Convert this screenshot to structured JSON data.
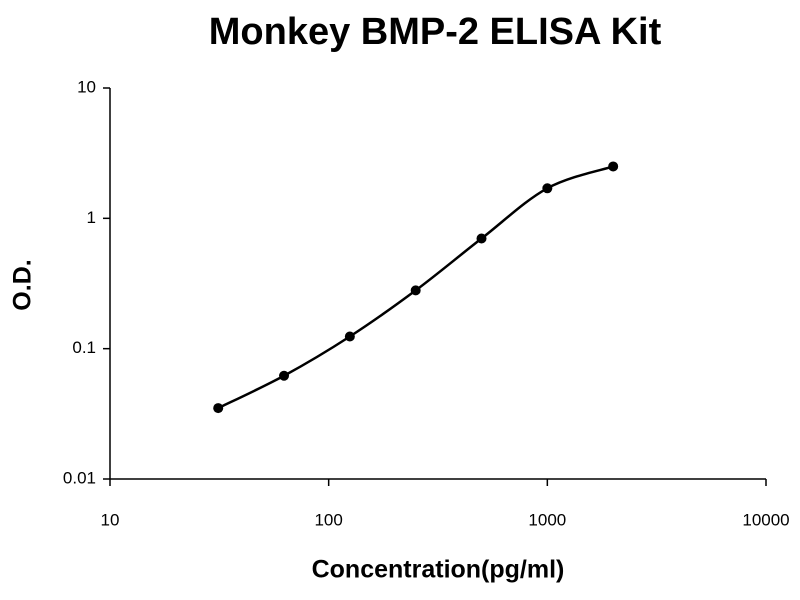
{
  "chart_data": {
    "type": "line",
    "title": "Monkey BMP-2 ELISA Kit",
    "x_label": "Concentration(pg/ml)",
    "y_label": "O.D.",
    "x": [
      31.25,
      62.5,
      125,
      250,
      500,
      1000,
      2000
    ],
    "values": [
      0.035,
      0.062,
      0.124,
      0.28,
      0.7,
      1.7,
      2.5
    ],
    "color": "#000000",
    "xlim": [
      10,
      10000
    ],
    "xticks": [
      10,
      100,
      1000,
      10000
    ],
    "ylim": [
      0.01,
      10
    ],
    "yticks": [
      0.01,
      0.1,
      1,
      10
    ],
    "xscale": "log",
    "yscale": "log",
    "grid": false
  }
}
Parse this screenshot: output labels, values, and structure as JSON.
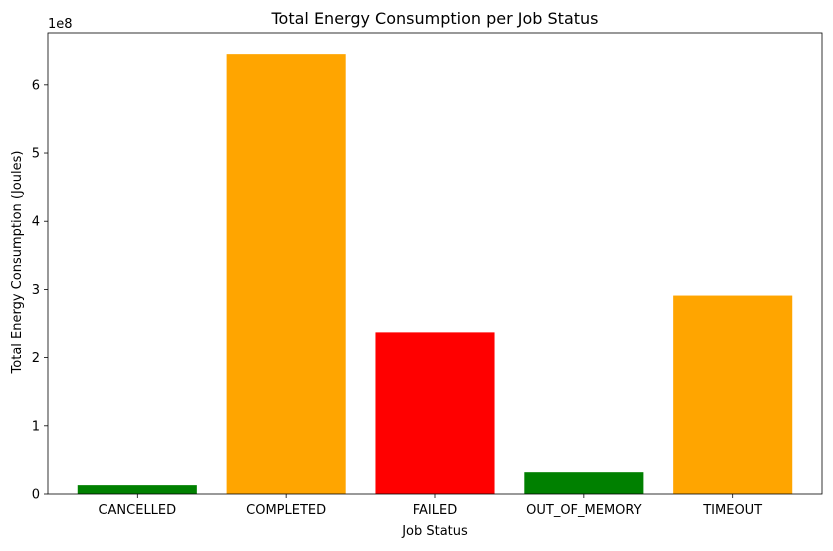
{
  "chart_data": {
    "type": "bar",
    "title": "Total Energy Consumption per Job Status",
    "xlabel": "Job Status",
    "ylabel": "Total Energy Consumption (Joules)",
    "y_multiplier_label": "1e8",
    "categories": [
      "CANCELLED",
      "COMPLETED",
      "FAILED",
      "OUT_OF_MEMORY",
      "TIMEOUT"
    ],
    "values": [
      13000000,
      645000000,
      237000000,
      32000000,
      291000000
    ],
    "bar_colors": [
      "#008000",
      "#FFA500",
      "#FF0000",
      "#008000",
      "#FFA500"
    ],
    "ylim": [
      0,
      676000000
    ],
    "y_ticks": [
      0,
      100000000,
      200000000,
      300000000,
      400000000,
      500000000,
      600000000
    ],
    "y_tick_labels": [
      "0",
      "1",
      "2",
      "3",
      "4",
      "5",
      "6"
    ],
    "grid": false,
    "legend": "none"
  }
}
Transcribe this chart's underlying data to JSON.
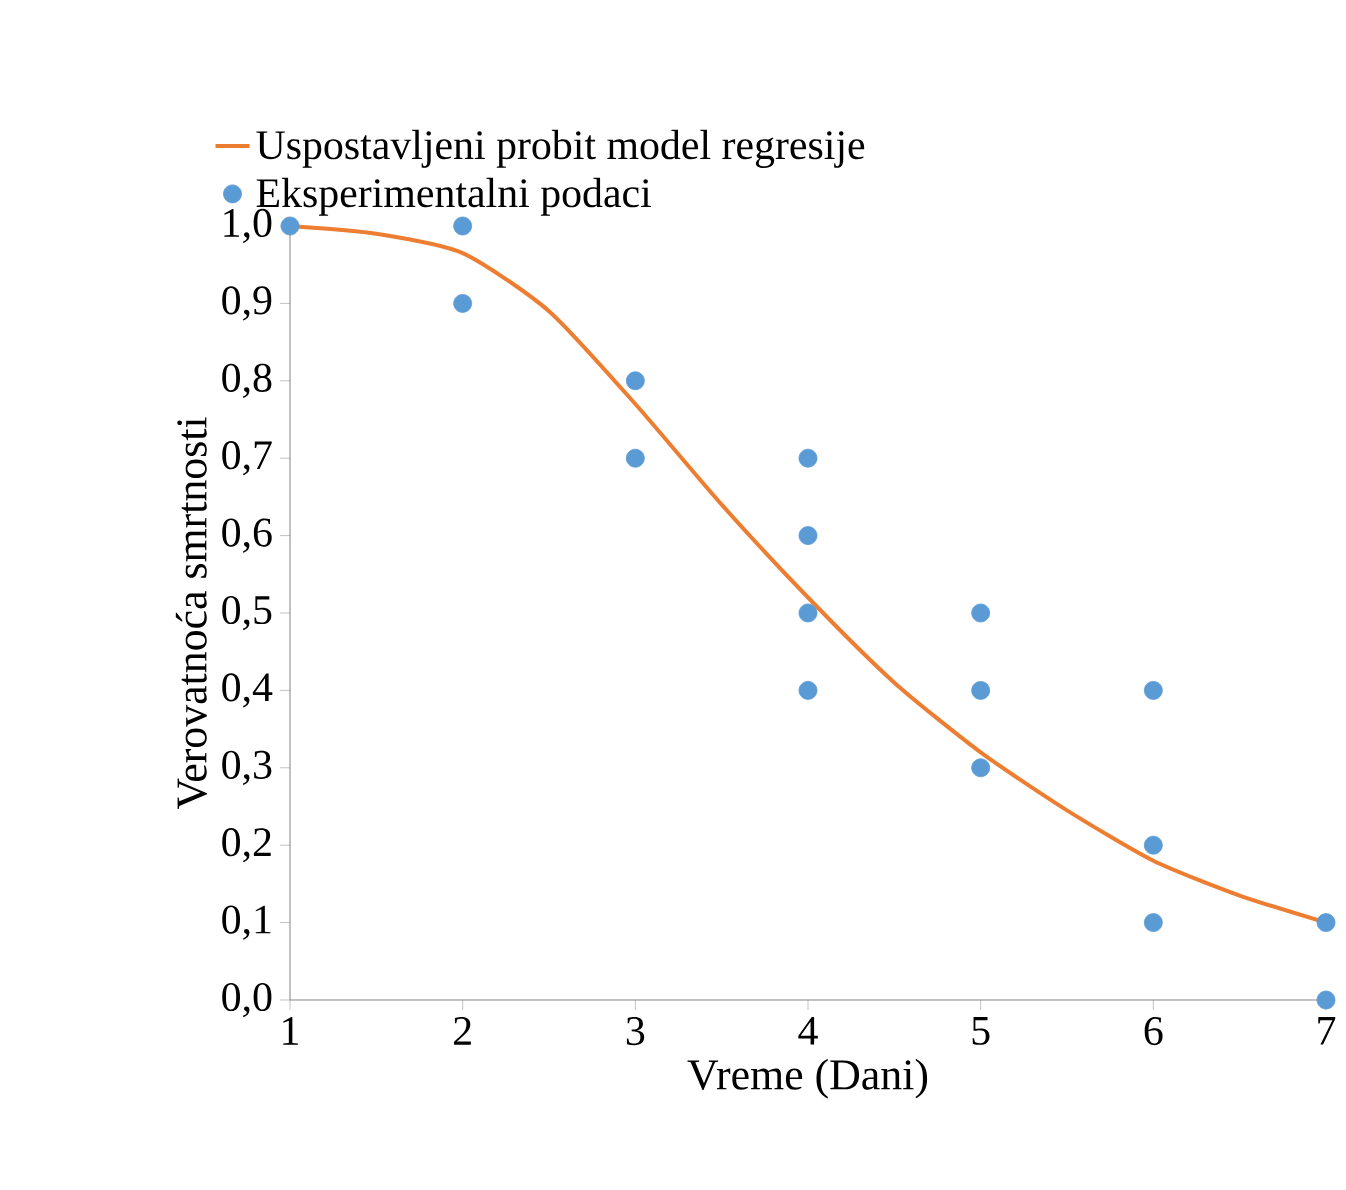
{
  "chart_data": {
    "type": "scatter",
    "xlabel": "Vreme (Dani)",
    "ylabel": "Verovatnoća smrtnosti",
    "legend": "top",
    "series": [
      {
        "name": "Uspostavljeni probit model regresije",
        "type": "line",
        "marker": "none",
        "color": "#ed7d31",
        "x": [
          1,
          1.5,
          2,
          2.5,
          3,
          3.5,
          4,
          4.5,
          5,
          5.5,
          6,
          6.5,
          7
        ],
        "values": [
          1.0,
          0.99,
          0.965,
          0.89,
          0.77,
          0.64,
          0.52,
          0.41,
          0.32,
          0.245,
          0.18,
          0.135,
          0.1
        ]
      },
      {
        "name": "Eksperimentalni podaci",
        "marker": "circle",
        "color": "#5b9bd5",
        "x": [
          1,
          2,
          2,
          3,
          3,
          4,
          4,
          4,
          4,
          5,
          5,
          5,
          6,
          6,
          6,
          7,
          7
        ],
        "values": [
          1.0,
          1.0,
          0.9,
          0.8,
          0.7,
          0.7,
          0.6,
          0.5,
          0.4,
          0.5,
          0.4,
          0.3,
          0.4,
          0.2,
          0.1,
          0.1,
          0.0
        ]
      }
    ],
    "xlim": [
      1,
      7
    ],
    "xticks": [
      1,
      2,
      3,
      4,
      5,
      6,
      7
    ],
    "ylim": [
      0,
      1
    ],
    "yticks": [
      {
        "value": 0,
        "label": "0,0"
      },
      {
        "value": 0.1,
        "label": "0,1"
      },
      {
        "value": 0.2,
        "label": "0,2"
      },
      {
        "value": 0.3,
        "label": "0,3"
      },
      {
        "value": 0.4,
        "label": "0,4"
      },
      {
        "value": 0.5,
        "label": "0,5"
      },
      {
        "value": 0.6,
        "label": "0,6"
      },
      {
        "value": 0.7,
        "label": "0,7"
      },
      {
        "value": 0.8,
        "label": "0,8"
      },
      {
        "value": 0.9,
        "label": "0,9"
      },
      {
        "value": 1.0,
        "label": "1,0"
      }
    ]
  }
}
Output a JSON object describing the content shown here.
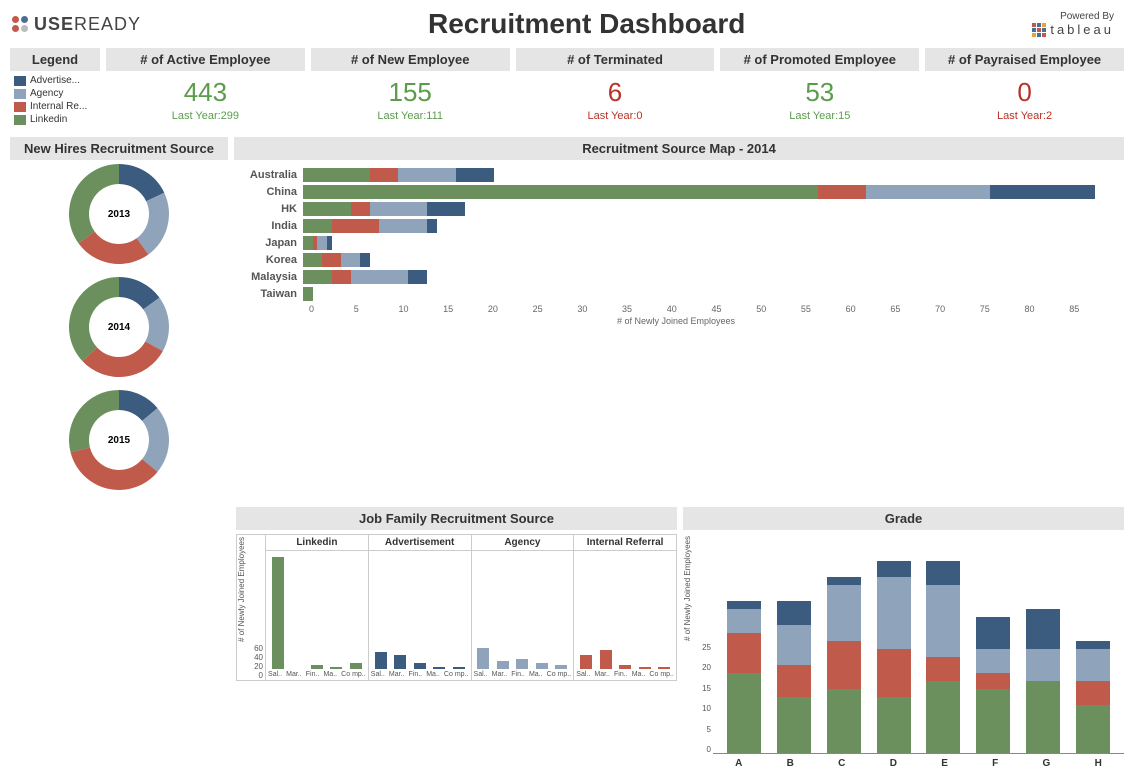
{
  "colors": {
    "advertisement": "#3b5b7f",
    "agency": "#8fa4bb",
    "internal": "#c05a4b",
    "linkedin": "#6b8f5d",
    "bg_title": "#e5e5e5",
    "text": "#333333",
    "green_kpi": "#5a9c4b",
    "red_kpi": "#b83228"
  },
  "header": {
    "brand_prefix": "USE",
    "brand_suffix": "READY",
    "logo_dots": [
      "#c05a4b",
      "#4a6f94",
      "#c05a4b",
      "#bbbbbb"
    ],
    "title": "Recruitment Dashboard",
    "powered_by": "Powered By",
    "powered_name": "tableau"
  },
  "legend": {
    "title": "Legend",
    "items": [
      {
        "label": "Advertise...",
        "color": "#3b5b7f"
      },
      {
        "label": "Agency",
        "color": "#8fa4bb"
      },
      {
        "label": "Internal Re...",
        "color": "#c05a4b"
      },
      {
        "label": "Linkedin",
        "color": "#6b8f5d"
      }
    ]
  },
  "kpis": [
    {
      "title": "# of Active Employee",
      "value": "443",
      "sub": "Last Year:299",
      "color": "#5a9c4b"
    },
    {
      "title": "# of New Employee",
      "value": "155",
      "sub": "Last Year:111",
      "color": "#5a9c4b"
    },
    {
      "title": "# of Terminated",
      "value": "6",
      "sub": "Last Year:0",
      "color": "#b83228"
    },
    {
      "title": "# of Promoted Employee",
      "value": "53",
      "sub": "Last Year:15",
      "color": "#5a9c4b"
    },
    {
      "title": "# of Payraised Employee",
      "value": "0",
      "sub": "Last Year:2",
      "color": "#b83228"
    }
  ],
  "donuts": {
    "title": "New Hires Recruitment Source",
    "series_colors": [
      "#3b5b7f",
      "#8fa4bb",
      "#c05a4b",
      "#6b8f5d"
    ],
    "radius": 50,
    "inner": 30,
    "charts": [
      {
        "label": "2013",
        "slices": [
          18,
          22,
          25,
          35
        ]
      },
      {
        "label": "2014",
        "slices": [
          15,
          18,
          30,
          37
        ]
      },
      {
        "label": "2015",
        "slices": [
          14,
          22,
          35,
          29
        ]
      }
    ]
  },
  "sourcemap": {
    "title": "Recruitment Source Map - 2014",
    "xlabel": "# of Newly Joined Employees",
    "xmax": 85,
    "xtick_step": 5,
    "seg_colors": [
      "#6b8f5d",
      "#c05a4b",
      "#8fa4bb",
      "#3b5b7f"
    ],
    "rows": [
      {
        "cat": "Australia",
        "segs": [
          7,
          3,
          6,
          4
        ]
      },
      {
        "cat": "China",
        "segs": [
          54,
          5,
          13,
          11
        ]
      },
      {
        "cat": "HK",
        "segs": [
          5,
          2,
          6,
          4
        ]
      },
      {
        "cat": "India",
        "segs": [
          3,
          5,
          5,
          1
        ]
      },
      {
        "cat": "Japan",
        "segs": [
          1,
          0.5,
          1,
          0.5
        ]
      },
      {
        "cat": "Korea",
        "segs": [
          2,
          2,
          2,
          1
        ]
      },
      {
        "cat": "Malaysia",
        "segs": [
          3,
          2,
          6,
          2
        ]
      },
      {
        "cat": "Taiwan",
        "segs": [
          1,
          0,
          0,
          0
        ]
      }
    ]
  },
  "jobfam": {
    "title": "Job Family Recruitment Source",
    "ylabel": "# of Newly Joined Employees",
    "ymax": 60,
    "ytick_step": 20,
    "xcats": [
      "Sal..",
      "Mar..",
      "Fin..",
      "Ma..",
      "Co mp.."
    ],
    "facets": [
      {
        "name": "Linkedin",
        "color": "#6b8f5d",
        "vals": [
          58,
          0,
          2,
          1,
          3
        ]
      },
      {
        "name": "Advertisement",
        "color": "#3b5b7f",
        "vals": [
          9,
          7,
          3,
          1,
          1
        ]
      },
      {
        "name": "Agency",
        "color": "#8fa4bb",
        "vals": [
          11,
          4,
          5,
          3,
          2
        ]
      },
      {
        "name": "Internal Referral",
        "color": "#c05a4b",
        "vals": [
          7,
          10,
          2,
          1,
          1
        ]
      }
    ]
  },
  "grade": {
    "title": "Grade",
    "ylabel": "# of Newly Joined Employees",
    "ymax": 25,
    "ytick_step": 5,
    "seg_colors": [
      "#6b8f5d",
      "#c05a4b",
      "#8fa4bb",
      "#3b5b7f"
    ],
    "bars": [
      {
        "cat": "A",
        "segs": [
          10,
          5,
          3,
          1
        ]
      },
      {
        "cat": "B",
        "segs": [
          7,
          4,
          5,
          3
        ]
      },
      {
        "cat": "C",
        "segs": [
          8,
          6,
          7,
          1
        ]
      },
      {
        "cat": "D",
        "segs": [
          7,
          6,
          9,
          2
        ]
      },
      {
        "cat": "E",
        "segs": [
          9,
          3,
          9,
          3
        ]
      },
      {
        "cat": "F",
        "segs": [
          8,
          2,
          3,
          4
        ]
      },
      {
        "cat": "G",
        "segs": [
          9,
          0,
          4,
          5
        ]
      },
      {
        "cat": "H",
        "segs": [
          6,
          3,
          4,
          1
        ]
      }
    ]
  }
}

Aim of the exercise:
Find every line in the records that has the string "screenshot", then state how many there are and nothing else.

Answer in full:
2